Potsam spart sich unabhängige Beratung

Die Stadt Potsdam hat zum 31.12. 2013 dem Diakonischen Werk den Vertrag gekündigt, durch den die Beratung und Betreuung der in Wohnungen untergebrachten Flüchtlinge seit mehr als 11 Jahren durch die Flüchtlingsberatungsstelle sichergestellt wird.
Die Kündigung wurde ohne Begründung ausgesprochen. Es gab vorher weder Anzeichen für diesen Schritt, noch wurde der Träger auf fachliche Mängel oder einen offenen Beratungsbedarf hingewiesen.
Brisant ist, dass die Stadtverordneten erst im Mai dieses Jahres eine Evaluierung für die Arbeit der Träger der sozialen Arbeit im Flüchtlingsbereich beschlossen haben. Diese wurde bisher weder begonnen noch ausgewertet. Diese Evaluierung sollte dazu dienen, zu analysieren, ob die vorhandenen Beratungsangebote quantitativ, strukturell und qualitativ geeignet sind, die vorhandenen Beratungsbedarfe zu decken.
Die ausgesprochene Vertragskündigung greift dem Ergebnis der Evaluierung vor und zerstört gut funktionierende Beratungsstrukturen. Sie führt zu einer erheblichen Verunsicherung bei den betroffenen Flüchtlingen und bei den MitarbeiterInnen des Beratungsfachdienstes für MigrantInnen.
Zurzeit werden durch die von der Stadt finanzierten SozialarbeiterInnen 238 Flüchtlinge in 106 Bedarfsgemeinschaften in Wohnungen beraten und begleitet.

##########

--- Aufgabenstellung ---
Geben Sie aus dem Text über die gekündigte Flüchtlingsberatung in Potsdam den Abschnitt wortgetreu wieder, der bei den Worten „Potsam spart sich“ beginnt und nach den Worten „Beratungsbedarfe zu decken.“ endet. Das anschließende Material ist eigenständig und gehört nicht zum Text über die gekündigte Flüchtlingsberatung in Potsdam.

--- In einem Datensatz enthaltene Einträge ---

##########

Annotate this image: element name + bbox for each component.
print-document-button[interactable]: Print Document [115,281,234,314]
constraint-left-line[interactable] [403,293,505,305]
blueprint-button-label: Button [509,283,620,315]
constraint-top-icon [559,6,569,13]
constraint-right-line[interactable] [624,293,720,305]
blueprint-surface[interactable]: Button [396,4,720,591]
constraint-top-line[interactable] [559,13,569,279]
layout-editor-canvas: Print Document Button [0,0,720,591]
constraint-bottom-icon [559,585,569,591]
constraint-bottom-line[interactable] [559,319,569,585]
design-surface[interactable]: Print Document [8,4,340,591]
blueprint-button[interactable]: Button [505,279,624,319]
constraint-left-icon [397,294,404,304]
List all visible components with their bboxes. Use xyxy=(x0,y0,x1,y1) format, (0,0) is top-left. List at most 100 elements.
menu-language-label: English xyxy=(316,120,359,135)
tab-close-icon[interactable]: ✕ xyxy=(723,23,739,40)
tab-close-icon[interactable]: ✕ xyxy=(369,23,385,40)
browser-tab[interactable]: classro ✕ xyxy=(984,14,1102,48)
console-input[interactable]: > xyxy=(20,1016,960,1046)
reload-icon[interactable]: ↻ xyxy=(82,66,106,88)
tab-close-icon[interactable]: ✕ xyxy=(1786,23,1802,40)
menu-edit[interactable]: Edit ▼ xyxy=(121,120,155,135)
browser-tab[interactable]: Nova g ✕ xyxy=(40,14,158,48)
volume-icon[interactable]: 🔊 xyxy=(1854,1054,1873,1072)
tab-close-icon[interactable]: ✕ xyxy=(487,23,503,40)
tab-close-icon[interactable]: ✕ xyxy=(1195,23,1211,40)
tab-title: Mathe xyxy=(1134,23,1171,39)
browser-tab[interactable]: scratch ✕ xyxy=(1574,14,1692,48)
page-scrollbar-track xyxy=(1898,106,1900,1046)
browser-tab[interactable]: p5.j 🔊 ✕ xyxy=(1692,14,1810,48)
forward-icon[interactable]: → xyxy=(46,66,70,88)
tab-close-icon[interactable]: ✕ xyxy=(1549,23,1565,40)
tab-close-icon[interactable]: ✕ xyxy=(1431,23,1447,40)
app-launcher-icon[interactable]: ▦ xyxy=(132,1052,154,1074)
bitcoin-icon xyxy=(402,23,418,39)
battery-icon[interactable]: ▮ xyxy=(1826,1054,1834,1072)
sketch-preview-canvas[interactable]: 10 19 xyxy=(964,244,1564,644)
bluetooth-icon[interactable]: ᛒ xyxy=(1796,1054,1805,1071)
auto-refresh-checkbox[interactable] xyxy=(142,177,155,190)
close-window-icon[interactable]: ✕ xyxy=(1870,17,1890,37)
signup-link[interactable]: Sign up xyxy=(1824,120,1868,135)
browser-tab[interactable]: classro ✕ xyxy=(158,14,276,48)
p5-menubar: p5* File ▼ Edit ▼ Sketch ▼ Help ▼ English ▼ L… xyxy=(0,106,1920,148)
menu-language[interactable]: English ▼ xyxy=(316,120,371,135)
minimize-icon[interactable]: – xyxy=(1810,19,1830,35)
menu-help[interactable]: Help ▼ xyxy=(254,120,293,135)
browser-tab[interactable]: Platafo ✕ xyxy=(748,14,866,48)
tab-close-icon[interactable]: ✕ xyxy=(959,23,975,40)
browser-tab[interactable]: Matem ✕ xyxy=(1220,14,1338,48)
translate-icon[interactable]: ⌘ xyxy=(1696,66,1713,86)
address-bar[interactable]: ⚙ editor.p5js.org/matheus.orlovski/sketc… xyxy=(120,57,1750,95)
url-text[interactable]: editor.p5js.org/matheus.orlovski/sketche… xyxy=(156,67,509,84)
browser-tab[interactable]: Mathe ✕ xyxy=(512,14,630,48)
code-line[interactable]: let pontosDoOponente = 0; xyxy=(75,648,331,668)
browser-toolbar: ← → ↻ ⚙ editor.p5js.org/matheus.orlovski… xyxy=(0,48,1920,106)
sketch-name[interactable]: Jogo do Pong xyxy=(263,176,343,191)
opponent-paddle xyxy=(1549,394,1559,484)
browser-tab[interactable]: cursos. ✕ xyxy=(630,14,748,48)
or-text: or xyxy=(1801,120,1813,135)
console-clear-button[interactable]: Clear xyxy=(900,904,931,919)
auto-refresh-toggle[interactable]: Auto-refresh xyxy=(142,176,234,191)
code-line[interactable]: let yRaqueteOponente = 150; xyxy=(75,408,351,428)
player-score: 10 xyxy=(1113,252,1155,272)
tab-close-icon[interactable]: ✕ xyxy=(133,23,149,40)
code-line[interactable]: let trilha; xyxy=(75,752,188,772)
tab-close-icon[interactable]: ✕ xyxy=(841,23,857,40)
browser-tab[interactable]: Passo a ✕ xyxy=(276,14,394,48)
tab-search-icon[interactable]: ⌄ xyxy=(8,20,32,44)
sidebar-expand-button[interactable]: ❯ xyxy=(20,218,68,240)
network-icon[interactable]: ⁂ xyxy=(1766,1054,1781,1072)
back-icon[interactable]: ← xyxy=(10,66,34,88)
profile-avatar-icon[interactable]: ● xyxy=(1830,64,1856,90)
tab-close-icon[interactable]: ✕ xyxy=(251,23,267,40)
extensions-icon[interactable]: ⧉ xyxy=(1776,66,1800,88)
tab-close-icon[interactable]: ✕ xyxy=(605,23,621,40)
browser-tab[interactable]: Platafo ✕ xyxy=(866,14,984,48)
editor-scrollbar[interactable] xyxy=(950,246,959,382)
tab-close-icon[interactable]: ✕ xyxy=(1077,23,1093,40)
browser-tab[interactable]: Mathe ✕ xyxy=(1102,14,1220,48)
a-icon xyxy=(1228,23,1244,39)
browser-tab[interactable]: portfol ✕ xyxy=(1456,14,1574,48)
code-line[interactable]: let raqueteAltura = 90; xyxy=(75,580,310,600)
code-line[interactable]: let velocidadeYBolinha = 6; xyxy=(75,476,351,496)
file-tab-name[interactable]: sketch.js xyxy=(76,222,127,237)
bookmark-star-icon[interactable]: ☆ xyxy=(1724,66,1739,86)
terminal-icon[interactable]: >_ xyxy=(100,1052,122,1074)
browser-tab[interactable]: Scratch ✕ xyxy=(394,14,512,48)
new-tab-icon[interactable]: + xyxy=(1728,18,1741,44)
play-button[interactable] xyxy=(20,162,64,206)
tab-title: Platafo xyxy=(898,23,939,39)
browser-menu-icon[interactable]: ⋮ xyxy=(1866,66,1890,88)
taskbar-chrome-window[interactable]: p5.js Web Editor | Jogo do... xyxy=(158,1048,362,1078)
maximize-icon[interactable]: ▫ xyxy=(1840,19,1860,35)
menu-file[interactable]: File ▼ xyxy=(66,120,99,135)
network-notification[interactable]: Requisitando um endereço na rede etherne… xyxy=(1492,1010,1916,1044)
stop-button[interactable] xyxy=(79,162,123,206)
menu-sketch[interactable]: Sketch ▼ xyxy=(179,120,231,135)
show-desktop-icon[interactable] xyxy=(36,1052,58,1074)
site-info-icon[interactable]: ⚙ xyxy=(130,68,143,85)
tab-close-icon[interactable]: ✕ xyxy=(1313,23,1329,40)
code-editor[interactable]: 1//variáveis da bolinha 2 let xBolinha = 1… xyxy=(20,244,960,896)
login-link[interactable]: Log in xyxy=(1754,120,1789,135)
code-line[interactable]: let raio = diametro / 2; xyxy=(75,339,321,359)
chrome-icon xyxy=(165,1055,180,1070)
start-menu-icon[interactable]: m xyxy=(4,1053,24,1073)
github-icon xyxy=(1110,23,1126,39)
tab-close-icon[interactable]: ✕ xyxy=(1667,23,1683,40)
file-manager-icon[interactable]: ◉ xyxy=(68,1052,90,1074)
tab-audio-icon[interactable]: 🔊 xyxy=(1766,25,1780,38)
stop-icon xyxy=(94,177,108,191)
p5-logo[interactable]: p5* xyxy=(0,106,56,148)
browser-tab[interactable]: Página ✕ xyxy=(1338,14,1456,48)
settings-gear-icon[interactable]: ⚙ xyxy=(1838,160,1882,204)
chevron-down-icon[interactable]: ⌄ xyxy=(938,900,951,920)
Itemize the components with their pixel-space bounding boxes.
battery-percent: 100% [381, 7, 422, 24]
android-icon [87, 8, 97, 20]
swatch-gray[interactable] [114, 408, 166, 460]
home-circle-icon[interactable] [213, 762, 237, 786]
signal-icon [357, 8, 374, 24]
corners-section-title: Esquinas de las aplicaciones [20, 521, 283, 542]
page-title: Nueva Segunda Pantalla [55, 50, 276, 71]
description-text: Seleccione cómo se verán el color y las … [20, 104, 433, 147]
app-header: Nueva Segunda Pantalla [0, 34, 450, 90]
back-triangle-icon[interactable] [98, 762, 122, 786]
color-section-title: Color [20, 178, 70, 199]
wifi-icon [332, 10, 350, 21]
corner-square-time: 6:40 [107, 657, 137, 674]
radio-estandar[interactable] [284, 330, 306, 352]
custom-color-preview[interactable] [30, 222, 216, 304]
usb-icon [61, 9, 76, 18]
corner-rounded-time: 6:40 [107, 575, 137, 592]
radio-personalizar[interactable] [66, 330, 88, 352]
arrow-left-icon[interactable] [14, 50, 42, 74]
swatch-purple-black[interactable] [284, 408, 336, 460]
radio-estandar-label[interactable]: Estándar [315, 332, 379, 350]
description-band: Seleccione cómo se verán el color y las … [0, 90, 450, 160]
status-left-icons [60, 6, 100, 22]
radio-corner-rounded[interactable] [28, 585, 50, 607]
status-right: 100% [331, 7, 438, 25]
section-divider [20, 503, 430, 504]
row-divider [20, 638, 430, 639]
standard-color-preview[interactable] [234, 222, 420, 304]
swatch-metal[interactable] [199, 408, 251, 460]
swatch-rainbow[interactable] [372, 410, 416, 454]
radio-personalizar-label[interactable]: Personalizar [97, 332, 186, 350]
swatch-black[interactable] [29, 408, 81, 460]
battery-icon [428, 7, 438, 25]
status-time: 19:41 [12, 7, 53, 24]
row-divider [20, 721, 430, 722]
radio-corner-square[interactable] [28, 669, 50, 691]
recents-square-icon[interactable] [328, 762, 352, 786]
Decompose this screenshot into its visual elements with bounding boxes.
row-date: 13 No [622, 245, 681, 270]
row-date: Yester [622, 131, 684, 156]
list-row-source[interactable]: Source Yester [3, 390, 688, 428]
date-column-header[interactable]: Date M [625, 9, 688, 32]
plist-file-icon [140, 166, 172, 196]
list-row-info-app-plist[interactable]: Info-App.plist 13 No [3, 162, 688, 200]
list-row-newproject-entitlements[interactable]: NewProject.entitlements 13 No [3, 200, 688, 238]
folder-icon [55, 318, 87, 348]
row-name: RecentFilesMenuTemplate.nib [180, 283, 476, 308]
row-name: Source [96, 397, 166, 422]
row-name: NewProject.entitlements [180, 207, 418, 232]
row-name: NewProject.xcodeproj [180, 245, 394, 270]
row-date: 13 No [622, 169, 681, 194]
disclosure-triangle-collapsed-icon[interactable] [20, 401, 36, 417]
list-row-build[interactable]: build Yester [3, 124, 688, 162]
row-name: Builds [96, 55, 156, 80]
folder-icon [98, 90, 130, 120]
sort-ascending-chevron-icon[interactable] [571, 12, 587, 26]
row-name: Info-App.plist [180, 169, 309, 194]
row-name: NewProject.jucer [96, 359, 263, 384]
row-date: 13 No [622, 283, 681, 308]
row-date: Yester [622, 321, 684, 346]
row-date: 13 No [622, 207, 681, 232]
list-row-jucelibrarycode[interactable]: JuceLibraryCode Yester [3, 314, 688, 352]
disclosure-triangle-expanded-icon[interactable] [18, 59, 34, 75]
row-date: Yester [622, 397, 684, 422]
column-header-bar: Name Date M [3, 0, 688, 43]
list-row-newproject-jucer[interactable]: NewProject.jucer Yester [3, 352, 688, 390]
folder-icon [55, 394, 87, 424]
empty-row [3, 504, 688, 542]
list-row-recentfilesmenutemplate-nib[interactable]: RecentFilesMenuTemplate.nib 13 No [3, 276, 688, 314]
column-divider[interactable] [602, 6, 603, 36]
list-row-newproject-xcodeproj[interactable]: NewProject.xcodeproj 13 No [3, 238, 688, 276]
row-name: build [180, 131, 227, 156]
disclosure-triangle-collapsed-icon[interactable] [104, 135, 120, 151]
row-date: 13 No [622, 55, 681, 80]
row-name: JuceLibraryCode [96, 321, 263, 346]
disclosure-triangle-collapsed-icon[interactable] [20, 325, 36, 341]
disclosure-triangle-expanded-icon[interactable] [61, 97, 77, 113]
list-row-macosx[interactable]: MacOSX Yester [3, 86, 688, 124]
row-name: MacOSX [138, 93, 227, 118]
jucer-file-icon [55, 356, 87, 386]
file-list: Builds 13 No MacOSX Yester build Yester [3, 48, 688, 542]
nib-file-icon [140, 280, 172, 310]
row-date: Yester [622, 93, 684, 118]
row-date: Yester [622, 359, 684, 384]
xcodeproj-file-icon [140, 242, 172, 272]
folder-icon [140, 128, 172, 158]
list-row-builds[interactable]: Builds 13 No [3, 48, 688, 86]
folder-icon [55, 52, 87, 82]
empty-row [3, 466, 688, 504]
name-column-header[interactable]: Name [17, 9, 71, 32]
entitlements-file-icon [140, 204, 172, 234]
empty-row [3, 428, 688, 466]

##########

--- Bearbeitete Aufgabe ---
Potsam spart sich unabhängige Beratung

Die Stadt Potsdam hat zum 31.12. 2013 dem Diakonischen Werk den Vertrag gekündigt, durch den die Beratung und Betreuung der in Wohnungen untergebrachten Flüchtlinge seit mehr als 11 Jahren durch die Flüchtlingsberatungsstelle sichergestellt wird.
Die Kündigung wurde ohne Begründung ausgesprochen. Es gab vorher weder Anzeichen für diesen Schritt, noch wurde der Träger auf fachliche Mängel oder einen offenen Beratungsbedarf hingewiesen.
Brisant ist, dass die Stadtverordneten erst im Mai dieses Jahres eine Evaluierung für die Arbeit der Träger der sozialen Arbeit im Flüchtlingsbereich beschlossen haben. Diese wurde bisher weder begonnen noch ausgewertet. Diese Evaluierung sollte dazu dienen, zu analysieren, ob die vorhandenen Beratungsangebote quantitativ, strukturell und qualitativ geeignet sind, die vorhandenen Beratungsbedarfe zu decken.